# Items from a figure collection:
▼▼▼

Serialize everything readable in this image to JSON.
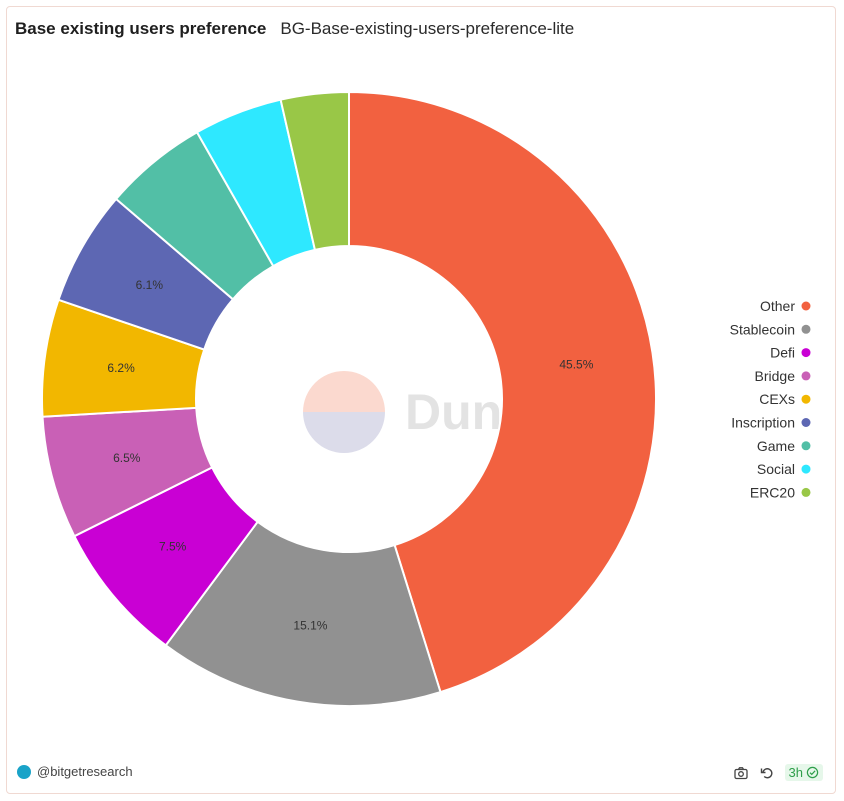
{
  "header": {
    "title": "Base existing users preference",
    "query_name": "BG-Base-existing-users-preference-lite"
  },
  "footer": {
    "author": "@bitgetresearch",
    "refresh_label": "3h"
  },
  "watermark": "Dune",
  "chart_data": {
    "type": "pie",
    "donut": true,
    "title": "Base existing users preference",
    "legend_position": "right",
    "slices": [
      {
        "label": "Other",
        "value": 45.5,
        "color": "#f26140",
        "show_label": true
      },
      {
        "label": "Stablecoin",
        "value": 15.1,
        "color": "#919191",
        "show_label": true
      },
      {
        "label": "Defi",
        "value": 7.5,
        "color": "#c900d4",
        "show_label": true
      },
      {
        "label": "Bridge",
        "value": 6.5,
        "color": "#c960b6",
        "show_label": true
      },
      {
        "label": "CEXs",
        "value": 6.2,
        "color": "#f2b700",
        "show_label": true
      },
      {
        "label": "Inscription",
        "value": 6.1,
        "color": "#5d67b3",
        "show_label": true
      },
      {
        "label": "Game",
        "value": 5.5,
        "color": "#52bfa6",
        "show_label": false
      },
      {
        "label": "Social",
        "value": 4.7,
        "color": "#2ee8ff",
        "show_label": false
      },
      {
        "label": "ERC20",
        "value": 3.6,
        "color": "#99c747",
        "show_label": false
      }
    ]
  }
}
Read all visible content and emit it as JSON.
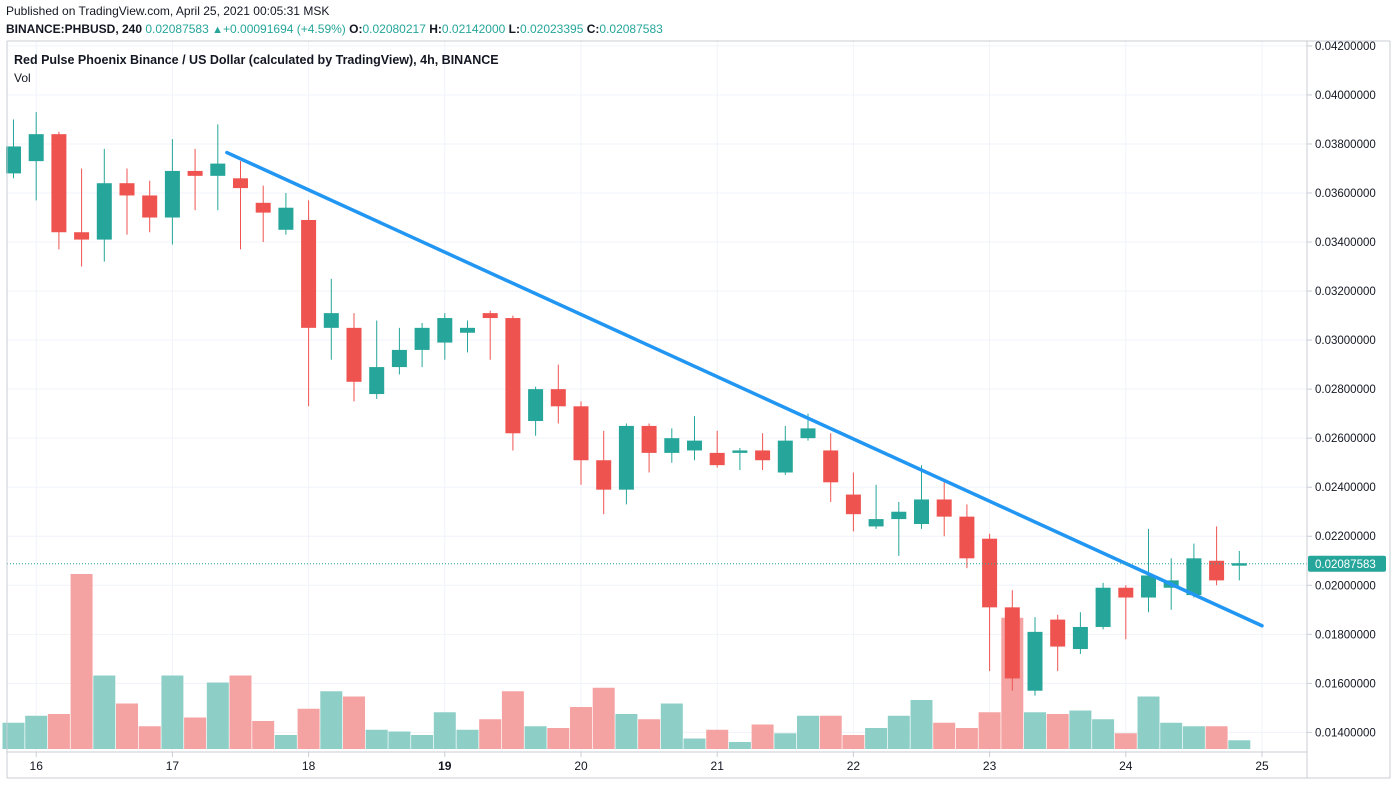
{
  "header": {
    "published": "Published on TradingView.com, April 25, 2021 00:05:31 MSK",
    "symbol": "BINANCE:PHBUSD, 240",
    "last": "0.02087583",
    "arrow": "▲",
    "change": "+0.00091694 (+4.59%)",
    "o_label": "O:",
    "o_value": "0.02080217",
    "h_label": "H:",
    "h_value": "0.02142000",
    "l_label": "L:",
    "l_value": "0.02023395",
    "c_label": "C:",
    "c_value": "0.02087583"
  },
  "chart_data": {
    "type": "candlestick",
    "title": "Red Pulse Phoenix Binance / US Dollar (calculated by TradingView), 4h, BINANCE",
    "volume_label": "Vol",
    "ylim": [
      0.0132,
      0.0422
    ],
    "y_ticks": [
      {
        "value": 0.042,
        "label": "0.04200000"
      },
      {
        "value": 0.04,
        "label": "0.04000000"
      },
      {
        "value": 0.038,
        "label": "0.03800000"
      },
      {
        "value": 0.036,
        "label": "0.03600000"
      },
      {
        "value": 0.034,
        "label": "0.03400000"
      },
      {
        "value": 0.032,
        "label": "0.03200000"
      },
      {
        "value": 0.03,
        "label": "0.03000000"
      },
      {
        "value": 0.028,
        "label": "0.02800000"
      },
      {
        "value": 0.026,
        "label": "0.02600000"
      },
      {
        "value": 0.024,
        "label": "0.02400000"
      },
      {
        "value": 0.022,
        "label": "0.02200000"
      },
      {
        "value": 0.02,
        "label": "0.02000000"
      },
      {
        "value": 0.018,
        "label": "0.01800000"
      },
      {
        "value": 0.016,
        "label": "0.01600000"
      },
      {
        "value": 0.014,
        "label": "0.01400000"
      }
    ],
    "x_ticks": [
      {
        "label": "16",
        "bar": 1,
        "bold": false
      },
      {
        "label": "17",
        "bar": 7,
        "bold": false
      },
      {
        "label": "18",
        "bar": 13,
        "bold": false
      },
      {
        "label": "19",
        "bar": 19,
        "bold": true
      },
      {
        "label": "20",
        "bar": 25,
        "bold": false
      },
      {
        "label": "21",
        "bar": 31,
        "bold": false
      },
      {
        "label": "22",
        "bar": 37,
        "bold": false
      },
      {
        "label": "23",
        "bar": 43,
        "bold": false
      },
      {
        "label": "24",
        "bar": 49,
        "bold": false
      },
      {
        "label": "25",
        "bar": 55,
        "bold": false
      }
    ],
    "last_price": 0.02087583,
    "last_price_label": "0.02087583",
    "trendline": {
      "from_bar": 9.4,
      "from_price": 0.03765,
      "to_bar": 55,
      "to_price": 0.01835
    },
    "candles": [
      {
        "o": 0.0368,
        "h": 0.039,
        "l": 0.0366,
        "c": 0.0379,
        "v": 0.15
      },
      {
        "o": 0.0373,
        "h": 0.0393,
        "l": 0.0357,
        "c": 0.0384,
        "v": 0.19
      },
      {
        "o": 0.0384,
        "h": 0.0385,
        "l": 0.0337,
        "c": 0.0344,
        "v": 0.2
      },
      {
        "o": 0.0344,
        "h": 0.037,
        "l": 0.033,
        "c": 0.0341,
        "v": 1.0
      },
      {
        "o": 0.0341,
        "h": 0.0378,
        "l": 0.0332,
        "c": 0.0364,
        "v": 0.42
      },
      {
        "o": 0.0364,
        "h": 0.037,
        "l": 0.0343,
        "c": 0.0359,
        "v": 0.26
      },
      {
        "o": 0.0359,
        "h": 0.0365,
        "l": 0.0344,
        "c": 0.035,
        "v": 0.13
      },
      {
        "o": 0.035,
        "h": 0.0382,
        "l": 0.0339,
        "c": 0.0369,
        "v": 0.42
      },
      {
        "o": 0.0369,
        "h": 0.0378,
        "l": 0.0353,
        "c": 0.0367,
        "v": 0.18
      },
      {
        "o": 0.0367,
        "h": 0.0388,
        "l": 0.0353,
        "c": 0.0372,
        "v": 0.38
      },
      {
        "o": 0.0366,
        "h": 0.0373,
        "l": 0.0337,
        "c": 0.0362,
        "v": 0.42
      },
      {
        "o": 0.0356,
        "h": 0.0363,
        "l": 0.034,
        "c": 0.0352,
        "v": 0.16
      },
      {
        "o": 0.0345,
        "h": 0.036,
        "l": 0.0343,
        "c": 0.0354,
        "v": 0.08
      },
      {
        "o": 0.0349,
        "h": 0.0357,
        "l": 0.0273,
        "c": 0.0305,
        "v": 0.23
      },
      {
        "o": 0.0305,
        "h": 0.0325,
        "l": 0.0292,
        "c": 0.0311,
        "v": 0.33
      },
      {
        "o": 0.0305,
        "h": 0.0311,
        "l": 0.0275,
        "c": 0.0283,
        "v": 0.3
      },
      {
        "o": 0.0278,
        "h": 0.0308,
        "l": 0.0276,
        "c": 0.0289,
        "v": 0.11
      },
      {
        "o": 0.0289,
        "h": 0.0305,
        "l": 0.0286,
        "c": 0.0296,
        "v": 0.1
      },
      {
        "o": 0.0296,
        "h": 0.0307,
        "l": 0.0289,
        "c": 0.0305,
        "v": 0.08
      },
      {
        "o": 0.0299,
        "h": 0.0311,
        "l": 0.0292,
        "c": 0.0309,
        "v": 0.21
      },
      {
        "o": 0.0303,
        "h": 0.0308,
        "l": 0.0295,
        "c": 0.0305,
        "v": 0.11
      },
      {
        "o": 0.0311,
        "h": 0.0312,
        "l": 0.0292,
        "c": 0.0309,
        "v": 0.17
      },
      {
        "o": 0.0309,
        "h": 0.031,
        "l": 0.0255,
        "c": 0.0262,
        "v": 0.33
      },
      {
        "o": 0.0267,
        "h": 0.0281,
        "l": 0.0261,
        "c": 0.028,
        "v": 0.13
      },
      {
        "o": 0.028,
        "h": 0.029,
        "l": 0.0266,
        "c": 0.0273,
        "v": 0.12
      },
      {
        "o": 0.0273,
        "h": 0.0275,
        "l": 0.0241,
        "c": 0.0251,
        "v": 0.24
      },
      {
        "o": 0.0251,
        "h": 0.0263,
        "l": 0.0229,
        "c": 0.0239,
        "v": 0.35
      },
      {
        "o": 0.0239,
        "h": 0.0266,
        "l": 0.0233,
        "c": 0.0265,
        "v": 0.2
      },
      {
        "o": 0.0265,
        "h": 0.0266,
        "l": 0.0246,
        "c": 0.0254,
        "v": 0.17
      },
      {
        "o": 0.0254,
        "h": 0.0264,
        "l": 0.025,
        "c": 0.026,
        "v": 0.26
      },
      {
        "o": 0.0255,
        "h": 0.0269,
        "l": 0.0251,
        "c": 0.0259,
        "v": 0.06
      },
      {
        "o": 0.0254,
        "h": 0.0263,
        "l": 0.0248,
        "c": 0.0249,
        "v": 0.11
      },
      {
        "o": 0.0254,
        "h": 0.0256,
        "l": 0.0247,
        "c": 0.0255,
        "v": 0.04
      },
      {
        "o": 0.0255,
        "h": 0.0262,
        "l": 0.0247,
        "c": 0.0251,
        "v": 0.14
      },
      {
        "o": 0.0246,
        "h": 0.0265,
        "l": 0.0245,
        "c": 0.0259,
        "v": 0.09
      },
      {
        "o": 0.026,
        "h": 0.027,
        "l": 0.0259,
        "c": 0.0264,
        "v": 0.19
      },
      {
        "o": 0.0255,
        "h": 0.0262,
        "l": 0.0234,
        "c": 0.0242,
        "v": 0.19
      },
      {
        "o": 0.0237,
        "h": 0.0246,
        "l": 0.0222,
        "c": 0.0229,
        "v": 0.08
      },
      {
        "o": 0.0224,
        "h": 0.0241,
        "l": 0.0223,
        "c": 0.0227,
        "v": 0.12
      },
      {
        "o": 0.0227,
        "h": 0.0234,
        "l": 0.0212,
        "c": 0.023,
        "v": 0.19
      },
      {
        "o": 0.0225,
        "h": 0.0249,
        "l": 0.0223,
        "c": 0.0235,
        "v": 0.28
      },
      {
        "o": 0.0235,
        "h": 0.0242,
        "l": 0.022,
        "c": 0.0228,
        "v": 0.15
      },
      {
        "o": 0.0228,
        "h": 0.0233,
        "l": 0.0207,
        "c": 0.0211,
        "v": 0.12
      },
      {
        "o": 0.0219,
        "h": 0.0221,
        "l": 0.0165,
        "c": 0.0191,
        "v": 0.21
      },
      {
        "o": 0.0191,
        "h": 0.0198,
        "l": 0.0157,
        "c": 0.0162,
        "v": 0.75
      },
      {
        "o": 0.0157,
        "h": 0.0187,
        "l": 0.0155,
        "c": 0.0181,
        "v": 0.21
      },
      {
        "o": 0.0186,
        "h": 0.0188,
        "l": 0.0165,
        "c": 0.0175,
        "v": 0.2
      },
      {
        "o": 0.0174,
        "h": 0.0189,
        "l": 0.0172,
        "c": 0.0183,
        "v": 0.22
      },
      {
        "o": 0.0183,
        "h": 0.0201,
        "l": 0.0182,
        "c": 0.0199,
        "v": 0.17
      },
      {
        "o": 0.0199,
        "h": 0.02,
        "l": 0.0178,
        "c": 0.0195,
        "v": 0.09
      },
      {
        "o": 0.0195,
        "h": 0.0223,
        "l": 0.0189,
        "c": 0.0204,
        "v": 0.3
      },
      {
        "o": 0.0199,
        "h": 0.0211,
        "l": 0.019,
        "c": 0.0202,
        "v": 0.15
      },
      {
        "o": 0.0196,
        "h": 0.0217,
        "l": 0.0195,
        "c": 0.0211,
        "v": 0.13
      },
      {
        "o": 0.021,
        "h": 0.0224,
        "l": 0.02,
        "c": 0.0202,
        "v": 0.13
      },
      {
        "o": 0.0208,
        "h": 0.0214,
        "l": 0.0202,
        "c": 0.0209,
        "v": 0.05
      }
    ]
  },
  "colors": {
    "up": "#26a69a",
    "down": "#ef5350",
    "vol_up": "#8dcfc7",
    "vol_down": "#f5a3a2",
    "trendline": "#2196f3",
    "grid": "#f0f3fa",
    "axis": "#c9ccd4"
  }
}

▲▲▲

# Task goal:
Pull out every line in the data above that has the word "BINANCE".

# Solution:
    "symbol": "BINANCE:PHBUSD, 240",
    "title": "Red Pulse Phoenix Binance / US Dollar (calculated by TradingView), 4h, BINANCE",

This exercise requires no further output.